### AIM:
Extract the complete listing and output it unchanged.

Structured figure records:
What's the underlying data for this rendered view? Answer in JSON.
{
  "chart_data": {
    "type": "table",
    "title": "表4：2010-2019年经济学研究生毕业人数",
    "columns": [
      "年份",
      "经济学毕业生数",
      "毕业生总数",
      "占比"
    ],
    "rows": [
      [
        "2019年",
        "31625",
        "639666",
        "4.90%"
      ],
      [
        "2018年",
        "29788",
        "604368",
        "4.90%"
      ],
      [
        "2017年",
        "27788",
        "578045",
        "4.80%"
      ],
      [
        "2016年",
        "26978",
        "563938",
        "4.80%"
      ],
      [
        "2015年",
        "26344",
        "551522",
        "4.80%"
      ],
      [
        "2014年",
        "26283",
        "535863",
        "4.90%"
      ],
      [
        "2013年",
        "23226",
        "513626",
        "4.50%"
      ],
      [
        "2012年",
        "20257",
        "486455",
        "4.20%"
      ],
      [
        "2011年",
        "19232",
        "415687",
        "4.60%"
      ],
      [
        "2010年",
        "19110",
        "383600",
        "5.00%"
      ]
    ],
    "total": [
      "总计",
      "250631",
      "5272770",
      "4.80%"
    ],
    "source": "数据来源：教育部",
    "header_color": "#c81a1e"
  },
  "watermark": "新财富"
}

### SOLUTION TO THIS TASK:
What's the underlying data for this rendered view? Answer in JSON.
{
  "chart_data": {
    "type": "table",
    "title": "表4：2010-2019年经济学研究生毕业人数",
    "columns": [
      "年份",
      "经济学毕业生数",
      "毕业生总数",
      "占比"
    ],
    "rows": [
      [
        "2019年",
        "31625",
        "639666",
        "4.90%"
      ],
      [
        "2018年",
        "29788",
        "604368",
        "4.90%"
      ],
      [
        "2017年",
        "27788",
        "578045",
        "4.80%"
      ],
      [
        "2016年",
        "26978",
        "563938",
        "4.80%"
      ],
      [
        "2015年",
        "26344",
        "551522",
        "4.80%"
      ],
      [
        "2014年",
        "26283",
        "535863",
        "4.90%"
      ],
      [
        "2013年",
        "23226",
        "513626",
        "4.50%"
      ],
      [
        "2012年",
        "20257",
        "486455",
        "4.20%"
      ],
      [
        "2011年",
        "19232",
        "415687",
        "4.60%"
      ],
      [
        "2010年",
        "19110",
        "383600",
        "5.00%"
      ]
    ],
    "total": [
      "总计",
      "250631",
      "5272770",
      "4.80%"
    ],
    "source": "数据来源：教育部",
    "header_color": "#c81a1e"
  },
  "watermark": "新财富"
}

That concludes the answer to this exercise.